— Start —
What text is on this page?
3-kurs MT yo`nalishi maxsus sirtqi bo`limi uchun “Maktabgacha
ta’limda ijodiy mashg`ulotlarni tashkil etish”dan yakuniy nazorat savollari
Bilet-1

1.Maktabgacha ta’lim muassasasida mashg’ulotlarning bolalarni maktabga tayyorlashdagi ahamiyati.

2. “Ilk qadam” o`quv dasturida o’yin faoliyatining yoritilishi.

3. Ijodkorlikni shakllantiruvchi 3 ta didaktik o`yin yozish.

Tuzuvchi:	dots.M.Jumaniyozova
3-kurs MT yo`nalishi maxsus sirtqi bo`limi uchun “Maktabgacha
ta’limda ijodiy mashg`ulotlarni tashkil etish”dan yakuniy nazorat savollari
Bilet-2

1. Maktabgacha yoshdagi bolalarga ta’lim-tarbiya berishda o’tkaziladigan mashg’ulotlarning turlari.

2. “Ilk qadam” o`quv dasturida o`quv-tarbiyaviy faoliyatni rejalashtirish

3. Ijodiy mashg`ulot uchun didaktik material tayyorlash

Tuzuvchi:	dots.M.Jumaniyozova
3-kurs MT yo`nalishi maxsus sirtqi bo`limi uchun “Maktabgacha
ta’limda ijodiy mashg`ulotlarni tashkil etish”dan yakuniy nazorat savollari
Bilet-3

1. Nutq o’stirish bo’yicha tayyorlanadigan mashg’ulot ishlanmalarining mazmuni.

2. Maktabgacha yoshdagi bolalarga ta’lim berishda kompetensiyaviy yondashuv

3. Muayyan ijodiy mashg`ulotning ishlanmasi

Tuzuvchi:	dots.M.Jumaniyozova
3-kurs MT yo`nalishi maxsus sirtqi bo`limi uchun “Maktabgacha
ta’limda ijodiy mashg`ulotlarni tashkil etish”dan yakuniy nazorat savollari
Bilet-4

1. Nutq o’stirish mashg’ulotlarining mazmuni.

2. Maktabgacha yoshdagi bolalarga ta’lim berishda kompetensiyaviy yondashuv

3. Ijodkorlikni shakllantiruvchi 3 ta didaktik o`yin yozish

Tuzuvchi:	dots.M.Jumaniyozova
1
— End —
Retype the listing above in full, with no alterations.

§ **Exercise output**
What text is on this page?
3-kurs MT yo`nalishi maxsus sirtqi bo`limi uchun “Maktabgacha
ta’limda ijodiy mashg`ulotlarni tashkil etish”dan yakuniy nazorat savollari
Bilet-1

1.Maktabgacha ta’lim muassasasida mashg’ulotlarning bolalarni maktabga tayyorlashdagi ahamiyati.

2. “Ilk qadam” o`quv dasturida o’yin faoliyatining yoritilishi.

3. Ijodkorlikni shakllantiruvchi 3 ta didaktik o`yin yozish.

Tuzuvchi:	dots.M.Jumaniyozova
3-kurs MT yo`nalishi maxsus sirtqi bo`limi uchun “Maktabgacha
ta’limda ijodiy mashg`ulotlarni tashkil etish”dan yakuniy nazorat savollari
Bilet-2

1. Maktabgacha yoshdagi bolalarga ta’lim-tarbiya berishda o’tkaziladigan mashg’ulotlarning turlari.

2. “Ilk qadam” o`quv dasturida o`quv-tarbiyaviy faoliyatni rejalashtirish

3. Ijodiy mashg`ulot uchun didaktik material tayyorlash

Tuzuvchi:	dots.M.Jumaniyozova
3-kurs MT yo`nalishi maxsus sirtqi bo`limi uchun “Maktabgacha
ta’limda ijodiy mashg`ulotlarni tashkil etish”dan yakuniy nazorat savollari
Bilet-3

1. Nutq o’stirish bo’yicha tayyorlanadigan mashg’ulot ishlanmalarining mazmuni.

2. Maktabgacha yoshdagi bolalarga ta’lim berishda kompetensiyaviy yondashuv

3. Muayyan ijodiy mashg`ulotning ishlanmasi

Tuzuvchi:	dots.M.Jumaniyozova
3-kurs MT yo`nalishi maxsus sirtqi bo`limi uchun “Maktabgacha
ta’limda ijodiy mashg`ulotlarni tashkil etish”dan yakuniy nazorat savollari
Bilet-4

1. Nutq o’stirish mashg’ulotlarining mazmuni.

2. Maktabgacha yoshdagi bolalarga ta’lim berishda kompetensiyaviy yondashuv

3. Ijodkorlikni shakllantiruvchi 3 ta didaktik o`yin yozish

Tuzuvchi:	dots.M.Jumaniyozova
1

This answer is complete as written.